=== GIVEN INFORMATION ===
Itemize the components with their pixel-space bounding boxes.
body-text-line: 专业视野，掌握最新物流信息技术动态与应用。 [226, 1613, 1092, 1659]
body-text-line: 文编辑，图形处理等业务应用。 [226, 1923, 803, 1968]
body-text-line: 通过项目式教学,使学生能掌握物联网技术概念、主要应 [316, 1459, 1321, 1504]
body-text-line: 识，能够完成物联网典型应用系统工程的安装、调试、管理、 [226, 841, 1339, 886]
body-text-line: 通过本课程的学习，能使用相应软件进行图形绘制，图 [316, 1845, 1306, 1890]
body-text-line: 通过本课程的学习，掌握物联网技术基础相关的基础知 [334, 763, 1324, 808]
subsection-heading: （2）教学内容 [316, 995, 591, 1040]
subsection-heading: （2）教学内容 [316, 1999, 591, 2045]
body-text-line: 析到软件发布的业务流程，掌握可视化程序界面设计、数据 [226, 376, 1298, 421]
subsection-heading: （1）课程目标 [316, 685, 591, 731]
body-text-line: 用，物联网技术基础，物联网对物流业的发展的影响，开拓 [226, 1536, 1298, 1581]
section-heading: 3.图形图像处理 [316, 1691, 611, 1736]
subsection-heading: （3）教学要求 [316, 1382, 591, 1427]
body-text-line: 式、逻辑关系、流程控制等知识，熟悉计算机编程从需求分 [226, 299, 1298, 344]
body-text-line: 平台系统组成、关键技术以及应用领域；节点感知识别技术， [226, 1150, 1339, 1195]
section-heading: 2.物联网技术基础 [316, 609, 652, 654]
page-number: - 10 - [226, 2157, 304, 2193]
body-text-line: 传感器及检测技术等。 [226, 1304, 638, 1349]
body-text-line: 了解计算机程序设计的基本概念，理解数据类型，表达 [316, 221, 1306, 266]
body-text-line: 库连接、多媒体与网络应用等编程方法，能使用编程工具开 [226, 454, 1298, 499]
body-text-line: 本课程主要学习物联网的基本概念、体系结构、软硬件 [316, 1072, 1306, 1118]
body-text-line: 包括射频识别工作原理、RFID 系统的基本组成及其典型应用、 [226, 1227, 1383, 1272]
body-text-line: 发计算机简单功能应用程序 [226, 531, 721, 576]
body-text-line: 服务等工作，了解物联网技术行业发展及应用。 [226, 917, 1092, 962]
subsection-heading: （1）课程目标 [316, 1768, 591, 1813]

=== EXERCISE INSTRUCTIONS ===
Update the records by changing each "subsection-heading" to "subheading" and leaving every other part of the lines untouched.

=== EXERCISE OUTPUT ===
Itemize the components with their pixel-space bounding boxes.
body-text-line: 专业视野，掌握最新物流信息技术动态与应用。 [226, 1613, 1092, 1659]
body-text-line: 文编辑，图形处理等业务应用。 [226, 1923, 803, 1968]
body-text-line: 通过项目式教学,使学生能掌握物联网技术概念、主要应 [316, 1459, 1321, 1504]
body-text-line: 识，能够完成物联网典型应用系统工程的安装、调试、管理、 [226, 841, 1339, 886]
body-text-line: 通过本课程的学习，能使用相应软件进行图形绘制，图 [316, 1845, 1306, 1890]
body-text-line: 通过本课程的学习，掌握物联网技术基础相关的基础知 [334, 763, 1324, 808]
subheading: （2）教学内容 [316, 995, 591, 1040]
subheading: （2）教学内容 [316, 1999, 591, 2045]
body-text-line: 析到软件发布的业务流程，掌握可视化程序界面设计、数据 [226, 376, 1298, 421]
subheading: （1）课程目标 [316, 685, 591, 731]
body-text-line: 用，物联网技术基础，物联网对物流业的发展的影响，开拓 [226, 1536, 1298, 1581]
section-heading: 3.图形图像处理 [316, 1691, 611, 1736]
subheading: （3）教学要求 [316, 1382, 591, 1427]
body-text-line: 式、逻辑关系、流程控制等知识，熟悉计算机编程从需求分 [226, 299, 1298, 344]
body-text-line: 平台系统组成、关键技术以及应用领域；节点感知识别技术， [226, 1150, 1339, 1195]
section-heading: 2.物联网技术基础 [316, 609, 652, 654]
page-number: - 10 - [226, 2157, 304, 2193]
body-text-line: 传感器及检测技术等。 [226, 1304, 638, 1349]
body-text-line: 了解计算机程序设计的基本概念，理解数据类型，表达 [316, 221, 1306, 266]
body-text-line: 库连接、多媒体与网络应用等编程方法，能使用编程工具开 [226, 454, 1298, 499]
body-text-line: 本课程主要学习物联网的基本概念、体系结构、软硬件 [316, 1072, 1306, 1118]
body-text-line: 包括射频识别工作原理、RFID 系统的基本组成及其典型应用、 [226, 1227, 1383, 1272]
body-text-line: 发计算机简单功能应用程序 [226, 531, 721, 576]
body-text-line: 服务等工作，了解物联网技术行业发展及应用。 [226, 917, 1092, 962]
subheading: （1）课程目标 [316, 1768, 591, 1813]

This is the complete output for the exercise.